■ Exercise objective
Update the data from the line containing "bar-L-2001: [575, 1102, 642, 1112]" through the line containing "bar-AS-2003: [771, 1218, 838, 1232]", inclusive, by replacing "legend-swatch" with "legend-marker" and changing nothing else. Give back only those lines.
-- Start Given records --
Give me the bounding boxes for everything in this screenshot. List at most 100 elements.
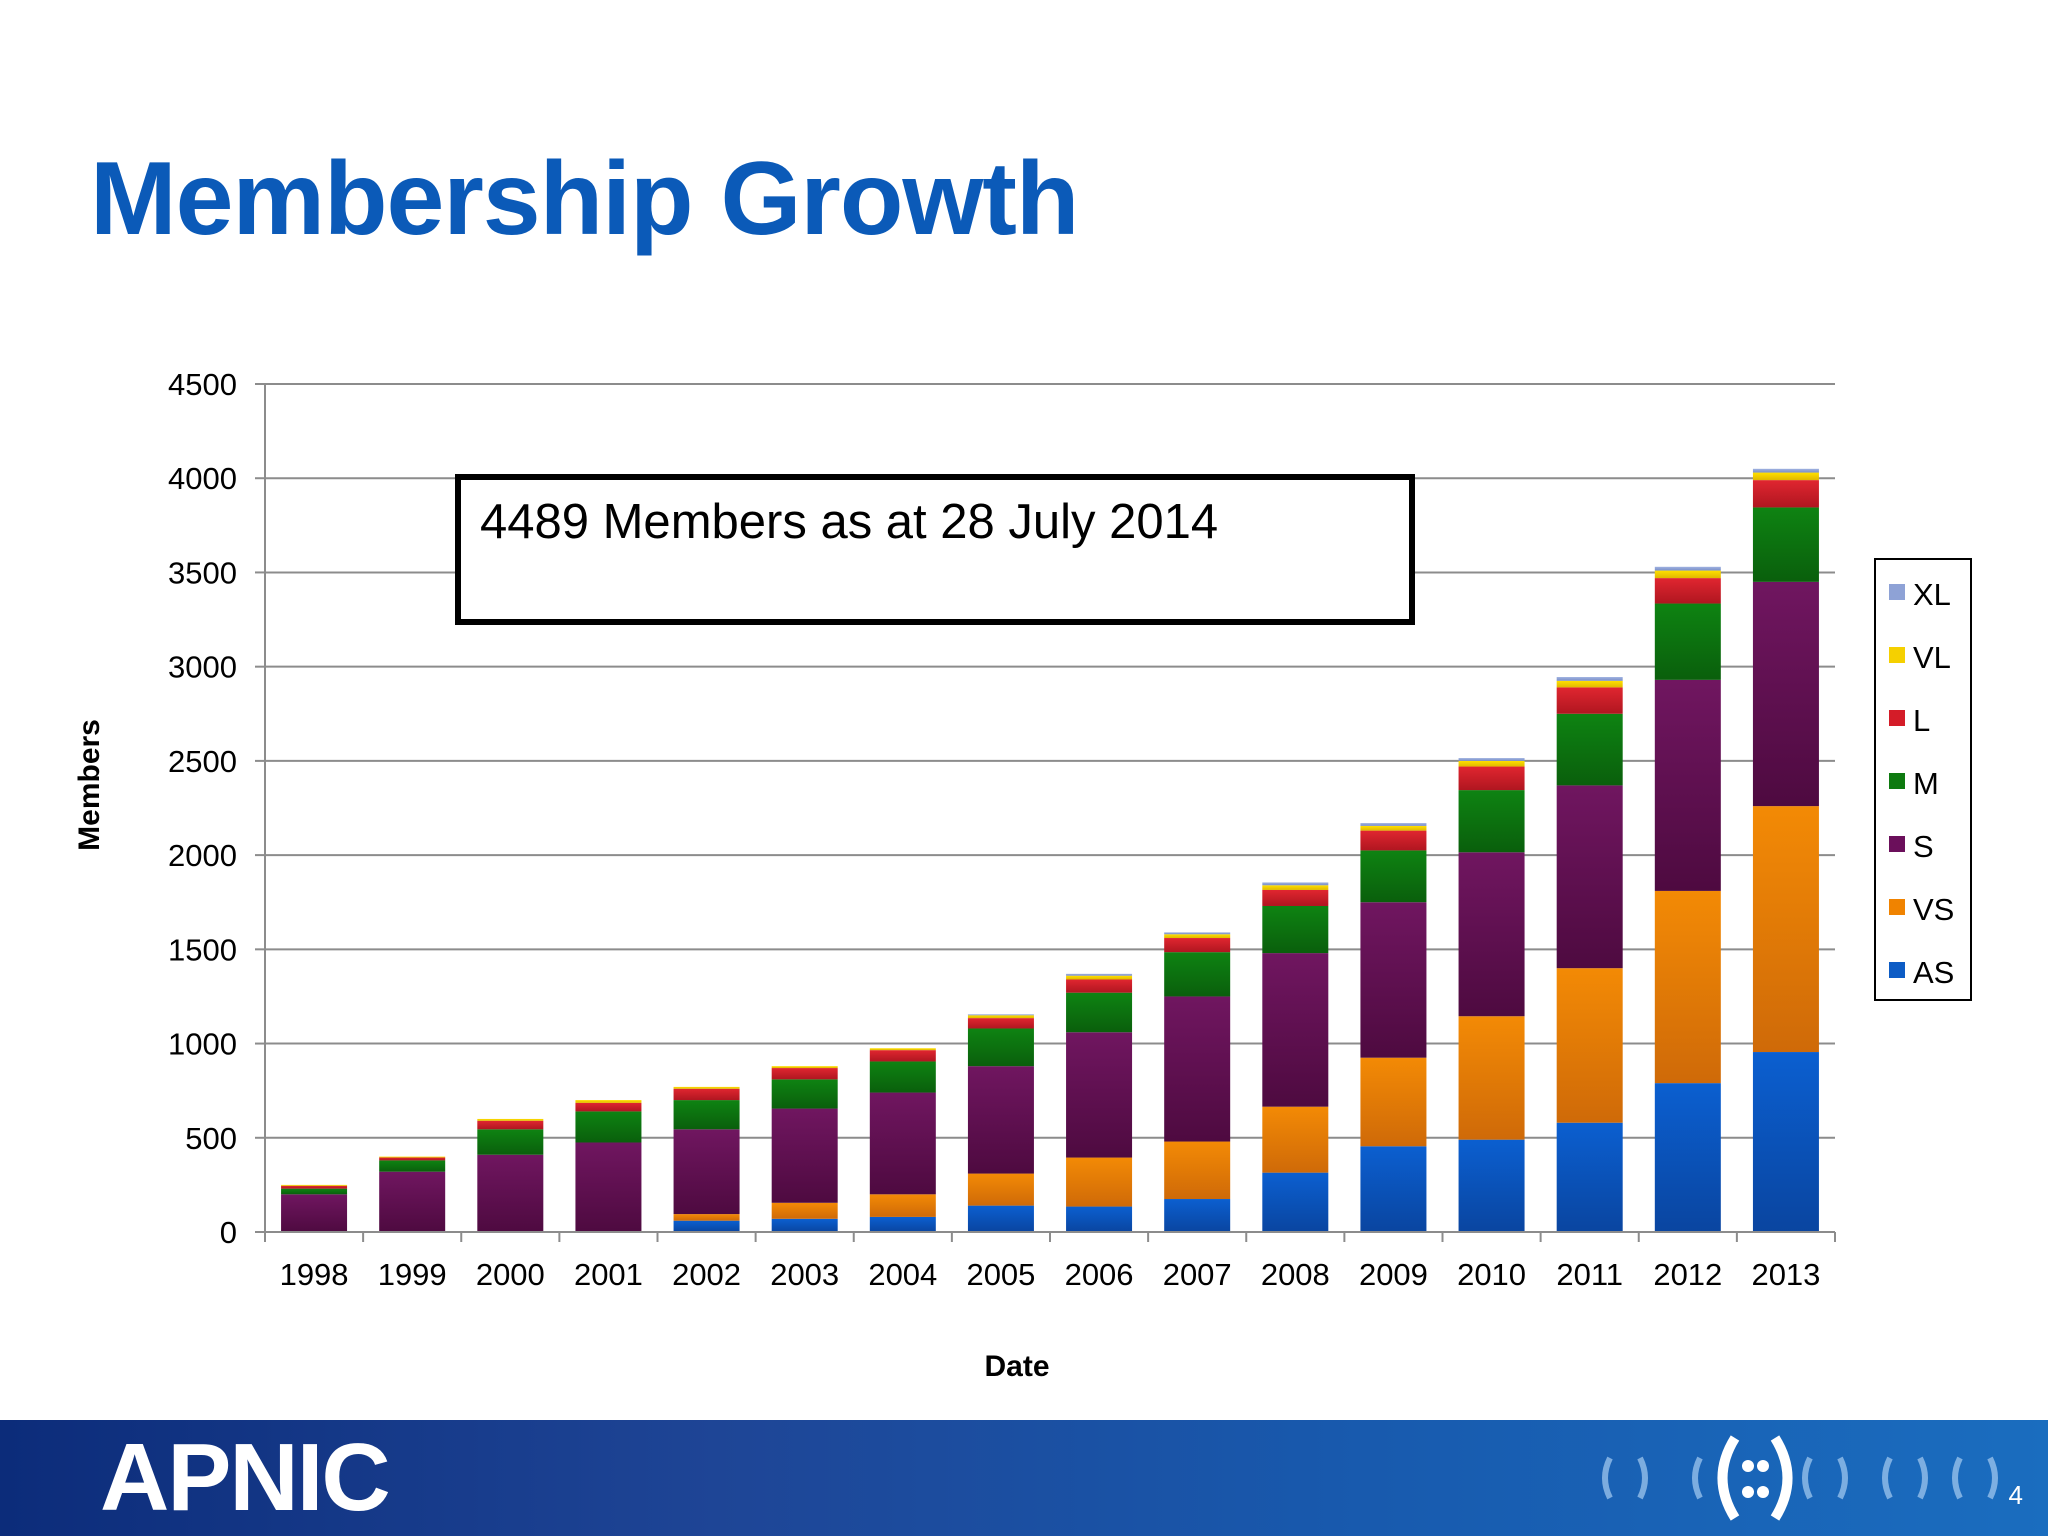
bar-L-2001: [575, 1102, 642, 1112]
bar-S-2007: [1164, 996, 1231, 1142]
bar-M-2013: [1752, 507, 1819, 582]
y-tick-label: 4500: [168, 367, 237, 402]
bar-VL-2011: [1556, 680, 1623, 688]
bar-VL-2005: [967, 1015, 1034, 1019]
bar-L-2008: [1262, 889, 1329, 906]
y-tick-label: 2000: [168, 838, 237, 873]
bar-S-2001: [575, 1142, 642, 1232]
bar-VL-2003: [771, 1066, 838, 1069]
bar-VS-2007: [1164, 1141, 1231, 1200]
x-tick-label: 2002: [672, 1257, 741, 1292]
bar-VL-2004: [869, 1048, 936, 1051]
legend-swatch-M: [1889, 773, 1905, 789]
bar-L-2012: [1654, 578, 1721, 604]
bar-M-2009: [1360, 850, 1427, 903]
membership-chart: 0 500 1000 1500 2000 2500 3000 3500 4000 4500 1998…: [73, 367, 1972, 1383]
bar-M-2005: [967, 1028, 1034, 1067]
bar-AS-2004: [869, 1216, 936, 1232]
bar-L-2006: [1066, 979, 1133, 993]
legend-swatch-L: [1889, 710, 1905, 726]
bar-XL-2009: [1360, 823, 1427, 826]
bar-L-2005: [967, 1018, 1034, 1029]
bar-VS-2013: [1752, 806, 1819, 1053]
bar-AS-2002: [673, 1220, 740, 1232]
x-tick-label: 1999: [378, 1257, 447, 1292]
bar-VS-2008: [1262, 1106, 1329, 1173]
bar-VL-1998: [281, 1184, 348, 1186]
tick-labels: 0 500 1000 1500 2000 2500 3000 3500 4000 4500 1998…: [168, 367, 1820, 1292]
bar-M-2001: [575, 1111, 642, 1143]
bar-AS-2008: [1262, 1172, 1329, 1232]
bar-XL-2013: [1752, 468, 1819, 473]
bar-M-2011: [1556, 713, 1623, 786]
bar-L-1998: [281, 1185, 348, 1189]
bar-AS-2007: [1164, 1199, 1231, 1232]
bar-VS-2006: [1066, 1157, 1133, 1207]
legend: XL VL LMS VS AS: [1874, 558, 1972, 1001]
x-axis-title: Date: [984, 1350, 1049, 1383]
legend-label-S: S: [1913, 829, 1934, 864]
bar-AS-2013: [1752, 1052, 1819, 1232]
y-tick-label: 3000: [168, 650, 237, 685]
y-tick-label: 500: [185, 1121, 237, 1156]
x-tick-label: 2001: [574, 1257, 643, 1292]
bar-L-1999: [379, 1157, 446, 1161]
bar-S-1999: [379, 1171, 446, 1232]
bar-XL-2006: [1066, 973, 1133, 976]
bar-AS-2010: [1458, 1139, 1525, 1232]
bar-S-2008: [1262, 953, 1329, 1107]
slide-title: Membership Growth: [90, 141, 1079, 257]
bar-L-2007: [1164, 938, 1231, 953]
bar-M-2010: [1458, 790, 1525, 853]
legend-swatch-VL: [1889, 647, 1905, 663]
bar-L-2009: [1360, 830, 1427, 851]
bar-VL-2012: [1654, 570, 1721, 579]
bar-M-2006: [1066, 992, 1133, 1033]
legend-label-VS: VS: [1913, 892, 1954, 927]
bar-VL-2010: [1458, 760, 1525, 767]
bar-AS-2003: [771, 1218, 838, 1232]
x-tick-label: 2000: [476, 1257, 545, 1292]
y-tick-label: 4000: [168, 461, 237, 496]
legend-swatch-VS: [1889, 899, 1905, 915]
bar-S-2004: [869, 1092, 936, 1195]
x-tick-label: 2011: [1556, 1257, 1623, 1292]
bar-XL-2011: [1556, 677, 1623, 681]
bar-S-2002: [673, 1129, 740, 1215]
bar-VL-2002: [673, 1086, 740, 1089]
bar-XL-2010: [1458, 758, 1525, 761]
bar-M-2002: [673, 1100, 740, 1130]
legend-label-VL: VL: [1913, 640, 1951, 675]
bar-XL-2005: [967, 1014, 1034, 1016]
x-tick-label: 2004: [868, 1257, 937, 1292]
x-tick-label: 2009: [1359, 1257, 1428, 1292]
x-tick-label: 2007: [1163, 1257, 1232, 1292]
bar-L-2003: [771, 1068, 838, 1080]
legend-label-XL: XL: [1913, 577, 1951, 612]
bar-AS-2005: [967, 1205, 1034, 1232]
legend-label-M: M: [1913, 766, 1939, 801]
x-tick-label: 2005: [966, 1257, 1035, 1292]
bar-S-2006: [1066, 1032, 1133, 1158]
bar-VS-2005: [967, 1173, 1034, 1206]
x-tick-label: 2008: [1261, 1257, 1330, 1292]
y-tick-label: 2500: [168, 744, 237, 779]
x-tick-label: 2003: [770, 1257, 839, 1292]
apnic-pattern-icon: [1602, 1435, 1998, 1521]
annotation-text: 4489 Members as at 28 July 2014: [480, 495, 1218, 549]
x-tick-label: 2012: [1653, 1257, 1722, 1292]
bar-M-2007: [1164, 952, 1231, 997]
y-tick-label: 0: [220, 1215, 237, 1250]
annotation-box: 4489 Members as at 28 July 2014: [455, 474, 1415, 625]
y-tick-label: 1000: [168, 1027, 237, 1062]
bar-VL-1999: [379, 1156, 446, 1158]
apnic-logo: APNIC: [100, 1424, 391, 1531]
page-number: 4: [2008, 1480, 2023, 1510]
bar-M-2003: [771, 1079, 838, 1109]
bars: [281, 468, 1819, 1232]
legend-label-L: L: [1913, 703, 1930, 738]
legend-swatch-XL: [1889, 584, 1905, 600]
bar-S-2000: [477, 1154, 544, 1232]
bar-S-2012: [1654, 679, 1721, 891]
bar-L-2002: [673, 1088, 740, 1101]
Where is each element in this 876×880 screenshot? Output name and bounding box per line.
-- End Given records --
■ The result
bar-L-2001: [575, 1102, 642, 1112]
bar-S-2007: [1164, 996, 1231, 1142]
bar-M-2013: [1752, 507, 1819, 582]
y-tick-label: 4500: [168, 367, 237, 402]
bar-VL-2011: [1556, 680, 1623, 688]
bar-VL-2005: [967, 1015, 1034, 1019]
bar-L-2008: [1262, 889, 1329, 906]
y-tick-label: 2000: [168, 838, 237, 873]
bar-S-2001: [575, 1142, 642, 1232]
bar-VL-2003: [771, 1066, 838, 1069]
bar-VS-2007: [1164, 1141, 1231, 1200]
x-tick-label: 2002: [672, 1257, 741, 1292]
bar-VL-2004: [869, 1048, 936, 1051]
legend-marker-M: [1889, 773, 1905, 789]
bar-L-2012: [1654, 578, 1721, 604]
bar-M-2009: [1360, 850, 1427, 903]
membership-chart: 0 500 1000 1500 2000 2500 3000 3500 4000 4500 1998…: [73, 367, 1972, 1383]
bar-M-2005: [967, 1028, 1034, 1067]
bar-AS-2004: [869, 1216, 936, 1232]
bar-L-2006: [1066, 979, 1133, 993]
legend-marker-L: [1889, 710, 1905, 726]
bar-XL-2009: [1360, 823, 1427, 826]
bar-L-2005: [967, 1018, 1034, 1029]
bar-VS-2013: [1752, 806, 1819, 1053]
bar-AS-2002: [673, 1220, 740, 1232]
x-tick-label: 1999: [378, 1257, 447, 1292]
bar-VS-2008: [1262, 1106, 1329, 1173]
bar-VL-1998: [281, 1184, 348, 1186]
tick-labels: 0 500 1000 1500 2000 2500 3000 3500 4000 4500 1998…: [168, 367, 1820, 1292]
bar-M-2001: [575, 1111, 642, 1143]
bar-AS-2008: [1262, 1172, 1329, 1232]
bar-XL-2013: [1752, 468, 1819, 473]
bar-M-2011: [1556, 713, 1623, 786]
bar-L-1998: [281, 1185, 348, 1189]
bar-AS-2007: [1164, 1199, 1231, 1232]
bar-VS-2006: [1066, 1157, 1133, 1207]
legend: XL VL LMS VS AS: [1874, 558, 1972, 1001]
x-axis-title: Date: [984, 1350, 1049, 1383]
legend-label-S: S: [1913, 829, 1934, 864]
bar-AS-2013: [1752, 1052, 1819, 1232]
y-tick-label: 3000: [168, 650, 237, 685]
y-tick-label: 500: [185, 1121, 237, 1156]
x-tick-label: 2001: [574, 1257, 643, 1292]
bar-L-1999: [379, 1157, 446, 1161]
bar-S-1999: [379, 1171, 446, 1232]
bar-XL-2006: [1066, 973, 1133, 976]
bar-AS-2010: [1458, 1139, 1525, 1232]
bar-S-2008: [1262, 953, 1329, 1107]
slide-title: Membership Growth: [90, 141, 1079, 257]
bar-L-2007: [1164, 938, 1231, 953]
bar-M-2010: [1458, 790, 1525, 853]
legend-marker-VL: [1889, 647, 1905, 663]
bar-L-2009: [1360, 830, 1427, 851]
bar-VL-2012: [1654, 570, 1721, 579]
bar-M-2006: [1066, 992, 1133, 1033]
legend-label-VS: VS: [1913, 892, 1954, 927]
bar-VL-2010: [1458, 760, 1525, 767]
bar-AS-2003: [771, 1218, 838, 1232]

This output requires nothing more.